Copy out every line of the records where the string "NAIP" occurs.

Dataset rows about figures

"""

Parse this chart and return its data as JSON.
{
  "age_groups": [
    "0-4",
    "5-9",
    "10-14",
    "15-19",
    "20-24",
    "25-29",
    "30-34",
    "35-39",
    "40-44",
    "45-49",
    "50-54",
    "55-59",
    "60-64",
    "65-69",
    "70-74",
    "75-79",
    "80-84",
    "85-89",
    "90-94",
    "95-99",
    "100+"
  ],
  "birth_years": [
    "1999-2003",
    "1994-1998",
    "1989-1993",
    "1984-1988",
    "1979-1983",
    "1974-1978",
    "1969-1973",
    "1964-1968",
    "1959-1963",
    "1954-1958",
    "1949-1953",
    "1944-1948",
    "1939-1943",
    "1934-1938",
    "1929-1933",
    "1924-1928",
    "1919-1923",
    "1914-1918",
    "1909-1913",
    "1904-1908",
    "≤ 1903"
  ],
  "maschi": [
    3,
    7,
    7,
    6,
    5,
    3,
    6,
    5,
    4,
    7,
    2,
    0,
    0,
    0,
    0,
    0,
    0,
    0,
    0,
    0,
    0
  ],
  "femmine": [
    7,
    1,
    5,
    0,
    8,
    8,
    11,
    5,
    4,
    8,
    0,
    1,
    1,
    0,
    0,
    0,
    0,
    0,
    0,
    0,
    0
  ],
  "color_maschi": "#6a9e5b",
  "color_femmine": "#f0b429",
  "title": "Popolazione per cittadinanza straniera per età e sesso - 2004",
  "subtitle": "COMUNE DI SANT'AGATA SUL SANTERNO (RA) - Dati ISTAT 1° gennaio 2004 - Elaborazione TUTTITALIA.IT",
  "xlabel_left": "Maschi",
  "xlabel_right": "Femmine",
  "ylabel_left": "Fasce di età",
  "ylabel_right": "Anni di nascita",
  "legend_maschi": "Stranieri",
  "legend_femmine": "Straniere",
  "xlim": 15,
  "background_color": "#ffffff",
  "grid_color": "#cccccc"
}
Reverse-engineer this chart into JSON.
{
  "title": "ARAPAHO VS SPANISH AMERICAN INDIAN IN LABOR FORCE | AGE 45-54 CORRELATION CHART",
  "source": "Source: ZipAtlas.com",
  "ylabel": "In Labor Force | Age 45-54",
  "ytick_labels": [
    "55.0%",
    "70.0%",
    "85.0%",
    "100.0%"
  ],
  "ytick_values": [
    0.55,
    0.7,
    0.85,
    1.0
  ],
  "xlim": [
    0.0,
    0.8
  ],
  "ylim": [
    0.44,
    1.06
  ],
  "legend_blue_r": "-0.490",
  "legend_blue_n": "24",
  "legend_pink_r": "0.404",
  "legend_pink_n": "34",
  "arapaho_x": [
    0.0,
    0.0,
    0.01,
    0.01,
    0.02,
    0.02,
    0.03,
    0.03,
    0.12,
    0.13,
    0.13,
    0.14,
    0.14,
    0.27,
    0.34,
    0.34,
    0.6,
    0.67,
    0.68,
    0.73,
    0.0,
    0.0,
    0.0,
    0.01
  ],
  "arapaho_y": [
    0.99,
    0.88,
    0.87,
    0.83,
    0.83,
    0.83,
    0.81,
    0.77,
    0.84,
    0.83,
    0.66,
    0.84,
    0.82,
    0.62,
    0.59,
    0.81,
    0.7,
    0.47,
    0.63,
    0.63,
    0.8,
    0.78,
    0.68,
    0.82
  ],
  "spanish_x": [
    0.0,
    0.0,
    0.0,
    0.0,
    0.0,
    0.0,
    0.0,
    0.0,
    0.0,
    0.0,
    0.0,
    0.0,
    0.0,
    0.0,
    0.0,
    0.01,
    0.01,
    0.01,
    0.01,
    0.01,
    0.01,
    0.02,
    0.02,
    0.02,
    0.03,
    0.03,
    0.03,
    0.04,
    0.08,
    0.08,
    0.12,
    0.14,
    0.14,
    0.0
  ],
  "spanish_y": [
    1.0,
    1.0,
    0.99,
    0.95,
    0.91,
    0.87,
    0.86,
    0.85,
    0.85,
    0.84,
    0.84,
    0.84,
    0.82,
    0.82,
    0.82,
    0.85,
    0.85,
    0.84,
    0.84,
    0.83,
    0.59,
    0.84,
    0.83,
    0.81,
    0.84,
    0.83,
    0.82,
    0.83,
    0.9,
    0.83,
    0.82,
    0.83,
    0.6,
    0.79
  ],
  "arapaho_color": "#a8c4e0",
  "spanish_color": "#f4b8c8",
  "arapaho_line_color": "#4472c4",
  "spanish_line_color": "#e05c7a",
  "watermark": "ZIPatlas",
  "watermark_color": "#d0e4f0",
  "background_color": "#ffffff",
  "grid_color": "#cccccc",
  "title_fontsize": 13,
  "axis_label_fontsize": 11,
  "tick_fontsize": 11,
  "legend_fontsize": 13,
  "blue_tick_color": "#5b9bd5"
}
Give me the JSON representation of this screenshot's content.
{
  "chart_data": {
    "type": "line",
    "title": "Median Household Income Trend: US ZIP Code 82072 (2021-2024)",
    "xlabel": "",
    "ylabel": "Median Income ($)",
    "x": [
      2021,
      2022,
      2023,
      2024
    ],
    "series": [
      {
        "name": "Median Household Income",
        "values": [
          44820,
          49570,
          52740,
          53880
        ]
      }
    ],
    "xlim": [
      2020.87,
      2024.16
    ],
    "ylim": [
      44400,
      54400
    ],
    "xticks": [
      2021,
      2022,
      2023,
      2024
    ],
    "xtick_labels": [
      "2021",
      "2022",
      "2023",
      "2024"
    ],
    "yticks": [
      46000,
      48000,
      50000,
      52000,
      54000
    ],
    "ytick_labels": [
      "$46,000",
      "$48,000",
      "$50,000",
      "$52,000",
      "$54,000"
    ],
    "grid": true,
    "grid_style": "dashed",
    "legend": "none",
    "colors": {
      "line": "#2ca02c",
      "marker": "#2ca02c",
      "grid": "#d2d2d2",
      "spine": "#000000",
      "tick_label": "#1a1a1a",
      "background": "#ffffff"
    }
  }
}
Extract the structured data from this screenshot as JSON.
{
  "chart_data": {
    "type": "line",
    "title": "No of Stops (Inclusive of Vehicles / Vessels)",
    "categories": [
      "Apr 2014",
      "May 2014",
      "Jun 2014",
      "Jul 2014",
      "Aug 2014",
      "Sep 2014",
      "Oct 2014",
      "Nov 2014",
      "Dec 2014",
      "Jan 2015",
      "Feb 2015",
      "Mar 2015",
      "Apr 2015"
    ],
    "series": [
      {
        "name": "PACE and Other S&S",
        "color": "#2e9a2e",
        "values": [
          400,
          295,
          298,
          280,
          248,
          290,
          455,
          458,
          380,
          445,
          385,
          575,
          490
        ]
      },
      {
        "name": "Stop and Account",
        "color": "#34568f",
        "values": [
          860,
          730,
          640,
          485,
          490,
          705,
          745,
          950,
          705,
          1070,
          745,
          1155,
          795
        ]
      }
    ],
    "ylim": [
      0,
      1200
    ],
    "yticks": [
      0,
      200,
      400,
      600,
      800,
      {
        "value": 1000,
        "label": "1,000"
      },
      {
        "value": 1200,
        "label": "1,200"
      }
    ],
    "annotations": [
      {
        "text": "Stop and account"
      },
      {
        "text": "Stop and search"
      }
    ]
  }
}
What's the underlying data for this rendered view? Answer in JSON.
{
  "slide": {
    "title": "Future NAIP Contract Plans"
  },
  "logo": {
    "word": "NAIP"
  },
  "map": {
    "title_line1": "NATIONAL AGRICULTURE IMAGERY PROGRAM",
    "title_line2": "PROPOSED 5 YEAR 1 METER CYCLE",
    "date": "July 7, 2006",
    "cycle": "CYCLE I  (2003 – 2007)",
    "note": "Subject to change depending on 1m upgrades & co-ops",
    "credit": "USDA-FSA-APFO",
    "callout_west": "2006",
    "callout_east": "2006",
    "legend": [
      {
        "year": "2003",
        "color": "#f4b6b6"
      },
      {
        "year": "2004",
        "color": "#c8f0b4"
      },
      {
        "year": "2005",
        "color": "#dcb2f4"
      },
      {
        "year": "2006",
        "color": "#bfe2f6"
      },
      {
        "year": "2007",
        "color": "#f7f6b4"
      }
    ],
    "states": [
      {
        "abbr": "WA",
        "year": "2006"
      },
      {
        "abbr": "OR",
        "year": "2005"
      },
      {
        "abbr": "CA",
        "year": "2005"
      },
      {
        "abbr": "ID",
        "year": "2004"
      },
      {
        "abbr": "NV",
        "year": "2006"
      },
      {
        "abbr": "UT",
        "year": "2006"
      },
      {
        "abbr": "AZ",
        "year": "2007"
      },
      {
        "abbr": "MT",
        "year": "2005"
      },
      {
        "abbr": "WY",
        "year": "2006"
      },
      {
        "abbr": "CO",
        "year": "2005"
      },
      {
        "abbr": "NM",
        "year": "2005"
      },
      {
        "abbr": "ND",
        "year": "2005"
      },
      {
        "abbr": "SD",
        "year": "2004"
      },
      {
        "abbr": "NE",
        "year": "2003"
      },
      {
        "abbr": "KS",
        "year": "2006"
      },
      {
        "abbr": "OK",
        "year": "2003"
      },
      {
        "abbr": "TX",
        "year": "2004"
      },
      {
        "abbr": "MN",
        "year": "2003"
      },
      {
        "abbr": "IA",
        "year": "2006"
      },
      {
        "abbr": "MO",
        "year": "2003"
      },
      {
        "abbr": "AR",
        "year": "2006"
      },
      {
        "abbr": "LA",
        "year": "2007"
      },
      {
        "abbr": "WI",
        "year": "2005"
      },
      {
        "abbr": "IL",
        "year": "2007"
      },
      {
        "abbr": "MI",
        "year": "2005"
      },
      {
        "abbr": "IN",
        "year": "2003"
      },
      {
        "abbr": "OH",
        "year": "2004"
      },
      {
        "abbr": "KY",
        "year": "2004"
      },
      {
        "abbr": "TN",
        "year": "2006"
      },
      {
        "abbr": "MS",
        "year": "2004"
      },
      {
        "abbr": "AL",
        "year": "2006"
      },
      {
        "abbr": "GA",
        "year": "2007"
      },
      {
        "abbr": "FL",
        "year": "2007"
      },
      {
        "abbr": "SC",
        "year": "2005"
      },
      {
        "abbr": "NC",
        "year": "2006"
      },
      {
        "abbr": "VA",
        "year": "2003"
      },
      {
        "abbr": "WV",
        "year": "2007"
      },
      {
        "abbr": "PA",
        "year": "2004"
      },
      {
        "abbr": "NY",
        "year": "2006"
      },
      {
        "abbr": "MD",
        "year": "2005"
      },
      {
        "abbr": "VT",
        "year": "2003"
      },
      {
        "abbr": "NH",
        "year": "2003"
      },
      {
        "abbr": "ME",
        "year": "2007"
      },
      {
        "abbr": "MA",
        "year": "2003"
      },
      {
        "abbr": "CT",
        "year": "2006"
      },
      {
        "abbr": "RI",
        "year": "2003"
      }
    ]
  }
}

"""

SOLUTION:
    "title": "Future NAIP Contract Plans"
    "word": "NAIP"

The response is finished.